# Task instructions
Look for the word "similar" in the entries below, then copy every line that has it.
● ● ● ● ● ● ●
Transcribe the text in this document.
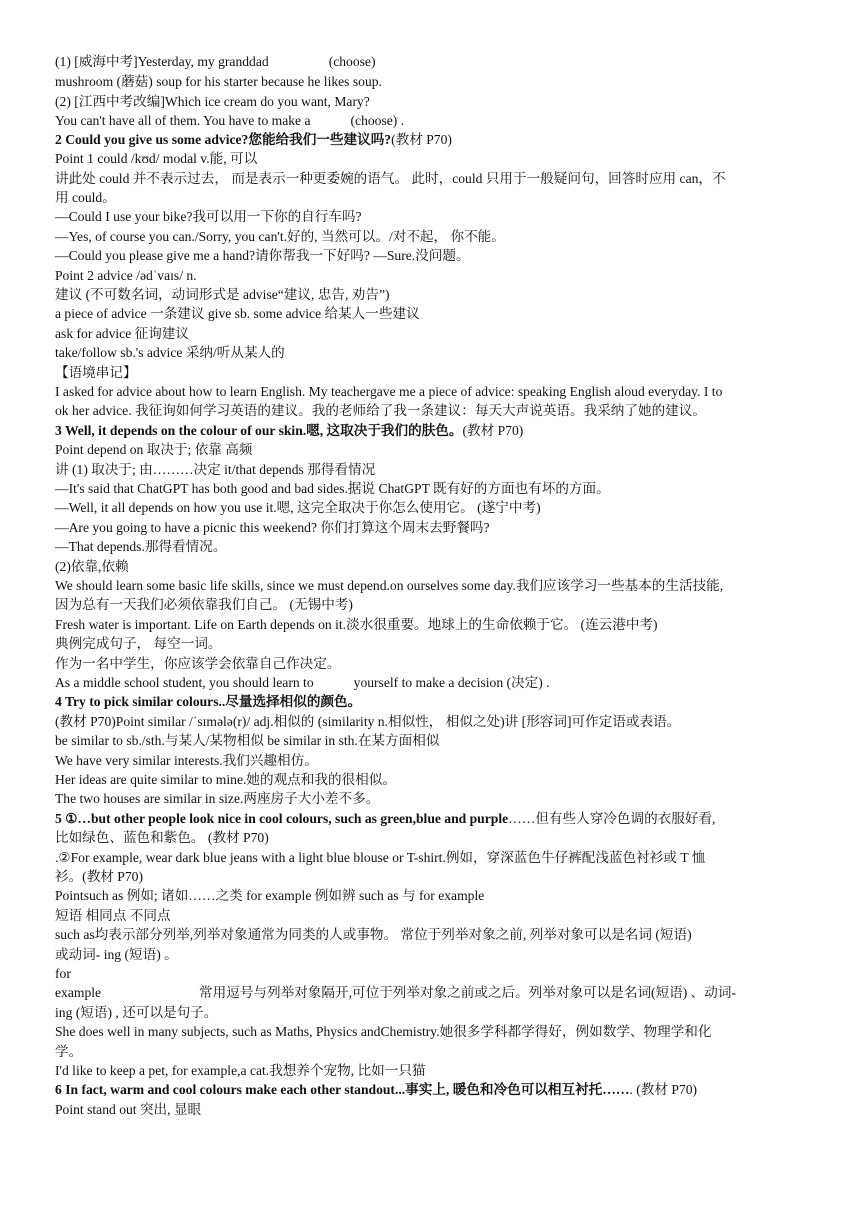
(1) [威海中考]Yesterday, my granddad	(choose)
mushroom (蘑菇) soup for his starter because he likes soup.
(2) [江西中考改编]Which ice cream do you want, Mary?
You can't have all of them. You have to make a	(choose) .
2 Could you give us some advice?您能给我们一些建议吗?(教材 P70)
Point 1 could /kʊd/ modal v.能, 可以
讲此处 could 并不表示过去， 而是表示一种更委婉的语气。 此时，could 只用于一般疑问句，回答时应用 can，不
用 could。
—Could I use your bike?我可以用一下你的自行车吗?
—Yes, of course you can./Sorry, you can't.好的, 当然可以。/对不起， 你不能。
—Could you please give me a hand?请你帮我一下好吗? —Sure.没问题。
Point 2 advice /ədˈvaɪs/ n.
建议 (不可数名词，动词形式是 advise“建议, 忠告, 劝告”)
a piece of advice 一条建议 give sb. some advice 给某人一些建议
ask for advice 征询建议
take/follow sb.'s advice 采纳/听从某人的
【语境串记】
I asked for advice about how to learn English. My teachergave me a piece of advice: speaking English aloud everyday. I to
ok her advice. 我征询如何学习英语的建议。我的老师给了我一条建议：每天大声说英语。我采纳了她的建议。
3 Well, it depends on the colour of our skin.嗯, 这取决于我们的肤色。(教材 P70)
Point depend on 取决于; 依靠 高频
讲 (1) 取决于; 由………决定 it/that depends 那得看情况
—It's said that ChatGPT has both good and bad sides.据说 ChatGPT 既有好的方面也有坏的方面。
—Well, it all depends on how you use it.嗯, 这完全取决于你怎么使用它。 (遂宁中考)
—Are you going to have a picnic this weekend? 你们打算这个周末去野餐吗?
—That depends.那得看情况。
(2)依靠,依赖
We should learn some basic life skills, since we must depend.on ourselves some day.我们应该学习一些基本的生活技能,
因为总有一天我们必须依靠我们自己。 (无锡中考)
Fresh water is important. Life on Earth depends on it.淡水很重要。地球上的生命依赖于它。 (连云港中考)
典例完成句子， 每空一词。
作为一名中学生，你应该学会依靠自己作决定。
As a middle school student, you should learn to	yourself to make a decision (决定) .
4 Try to pick similar colours..尽量选择相似的颜色。
(教材 P70)Point similar /ˈsɪmələ(r)/ adj.相似的 (similarity n.相似性， 相似之处)讲 [形容词]可作定语或表语。
be similar to sb./sth.与某人/某物相似 be similar in sth.在某方面相似
We have very similar interests.我们兴趣相仿。
Her ideas are quite similar to mine.她的观点和我的很相似。
The two houses are similar in size.两座房子大小差不多。
5 ①…but other people look nice in cool colours, such as green,blue and purple……但有些人穿冷色调的衣服好看,
比如绿色、蓝色和紫色。 (教材 P70)
.②For example, wear dark blue jeans with a light blue blouse or T-shirt.例如，穿深蓝色牛仔裤配浅蓝色衬衫或 T 恤
衫。(教材 P70)
Pointsuch as 例如; 诸如……之类 for example 例如辨 such as 与 for example
短语 相同点 不同点
such as均表示部分列举,列举对象通常为同类的人或事物。 常位于列举对象之前, 列举对象可以是名词 (短语)
或动词- ing (短语) 。
for
example	常用逗号与列举对象隔开,可位于列举对象之前或之后。列举对象可以是名词(短语) 、动词-
ing (短语) , 还可以是句子。
She does well in many subjects, such as Maths, Physics andChemistry.她很多学科都学得好，例如数学、物理学和化
学。
I'd like to keep a pet, for example,a cat.我想养个宠物, 比如一只猫
6 In fact, warm and cool colours make each other standout...事实上, 暖色和冷色可以相互衬托……. (教材 P70)
Point stand out 突出, 显眼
● ● ● ● ● ● ●
# Solution to this problem
4 Try to pick similar colours..尽量选择相似的颜色。
(教材 P70)Point similar /ˈsɪmələ(r)/ adj.相似的 (similarity n.相似性， 相似之处)讲 [形容词]可作定语或表语。
be similar to sb./sth.与某人/某物相似 be similar in sth.在某方面相似
We have very similar interests.我们兴趣相仿。
Her ideas are quite similar to mine.她的观点和我的很相似。
The two houses are similar in size.两座房子大小差不多。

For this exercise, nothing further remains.